--- ARTICLE ---

FINDINGS AND RECOMMENDATIONS
Petitioner proceeds with counsel, and seeks a writ of habeas corpus on behalf of his son, B.W., as "next friend." See 28 U.S.C. § 2254. Petitioner challenges his son's July 14, 2006 conviction for possession of a destructive device, which resulted in a sentence of 39 days time served and 180 days of probation. Dckt. No. 10 at 2.
Rule 4 of the Rules Governing § 2254 Cases requires the court to make a preliminary review of each petition for writ of habeas corpus. The court must dismiss a petition "[i]f it plainly appears from the petition and any attached exhibits that the petitioner is not entitled to relief . . . ." Rule 4, Rules Governing 2254 Cases; see also Hendricks v. Vasquez, 908 F.2d 490, 491 (9th Cir. 1990). After carefully reviewing the petition, as well as petitioner's July 30, 2010 response to the court's June 30, 2010 order, the court concludes that the petition must be dismissed on multiple grounds, as discussed below.
"[A] district court shall entertain an application for a writ of habeas corpus in behalf of a person in custody pursuant to the judgment of a State court only on the ground that he is in custody in violation of the Constitution or laws or treaties of the United States." 28 U.S.C. § 2254(a) (emphasis added). "Section 2254(a)'s 'in custody' requirement is jurisdictional and therefore it is the first question [to] consider." Bailey v. Hill, 599 F.3d 976, 978 (9th Cir. 2010) (quotations omitted). "Section 2254(a)'s 'in custody' requirement has been interpreted to mean that federal courts lack jurisdiction over habeas corpus petitions unless the petitioner is under the conviction or sentence under attack at the time his petition is filed. Id. at 978-79 (quotations omitted) (citing Resendiz v. Kovensky, 416 F.3d 952, 956 (9th Cir. 2005)). "The petitioner must be in custody at the time that the petition is filed . . . ." Id. at 979 (citing Carafas v. LaVallee, 391 U.S. 234, 238 (1968)).

--- DATA RECORDS ---

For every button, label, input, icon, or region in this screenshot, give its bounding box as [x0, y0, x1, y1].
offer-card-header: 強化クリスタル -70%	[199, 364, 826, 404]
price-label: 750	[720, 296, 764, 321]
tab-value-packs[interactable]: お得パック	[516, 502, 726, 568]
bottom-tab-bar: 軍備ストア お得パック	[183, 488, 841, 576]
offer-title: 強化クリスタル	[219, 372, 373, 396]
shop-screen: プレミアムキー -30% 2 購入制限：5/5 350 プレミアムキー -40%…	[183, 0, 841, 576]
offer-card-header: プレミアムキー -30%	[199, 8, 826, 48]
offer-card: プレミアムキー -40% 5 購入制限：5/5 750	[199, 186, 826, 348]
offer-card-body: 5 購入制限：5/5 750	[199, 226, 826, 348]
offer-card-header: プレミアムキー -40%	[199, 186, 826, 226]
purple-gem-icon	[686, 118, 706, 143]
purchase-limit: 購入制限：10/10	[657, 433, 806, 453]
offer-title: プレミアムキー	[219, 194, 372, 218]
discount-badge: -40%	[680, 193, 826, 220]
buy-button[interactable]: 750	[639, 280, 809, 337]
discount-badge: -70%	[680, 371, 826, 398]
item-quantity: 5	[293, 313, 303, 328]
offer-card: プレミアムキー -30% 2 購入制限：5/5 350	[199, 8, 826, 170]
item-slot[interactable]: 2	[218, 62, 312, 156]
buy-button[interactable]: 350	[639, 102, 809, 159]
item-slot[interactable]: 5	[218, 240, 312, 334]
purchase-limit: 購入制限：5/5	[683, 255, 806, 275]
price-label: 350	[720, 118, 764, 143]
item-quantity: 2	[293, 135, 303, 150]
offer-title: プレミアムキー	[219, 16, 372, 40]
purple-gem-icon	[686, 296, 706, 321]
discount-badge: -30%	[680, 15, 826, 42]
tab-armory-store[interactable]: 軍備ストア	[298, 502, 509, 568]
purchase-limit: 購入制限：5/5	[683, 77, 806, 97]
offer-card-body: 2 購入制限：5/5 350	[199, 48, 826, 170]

---

> [THINGS TO DO]:
(1) According to the findings and recommendations, what sentence resulted from the July 14, 2006 conviction?
(2) Duplicate the part of the findings and recommendations starting at "Rule 4 of the" and ending at "as discussed below.".
Rely only on the findings and recommendations, not on the data.

> [ANSWERS]:
(1) A sentence of 39 days time served and 180 days of probation.

(2)
Rule 4 of the Rules Governing § 2254 Cases requires the court to make a preliminary review of each petition for writ of habeas corpus. The court must dismiss a petition "[i]f it plainly appears from the petition and any attached exhibits that the petitioner is not entitled to relief . . . ." Rule 4, Rules Governing 2254 Cases; see also Hendricks v. Vasquez, 908 F.2d 490, 491 (9th Cir. 1990). After carefully reviewing the petition, as well as petitioner's July 30, 2010 response to the court's June 30, 2010 order, the court concludes that the petition must be dismissed on multiple grounds, as discussed below.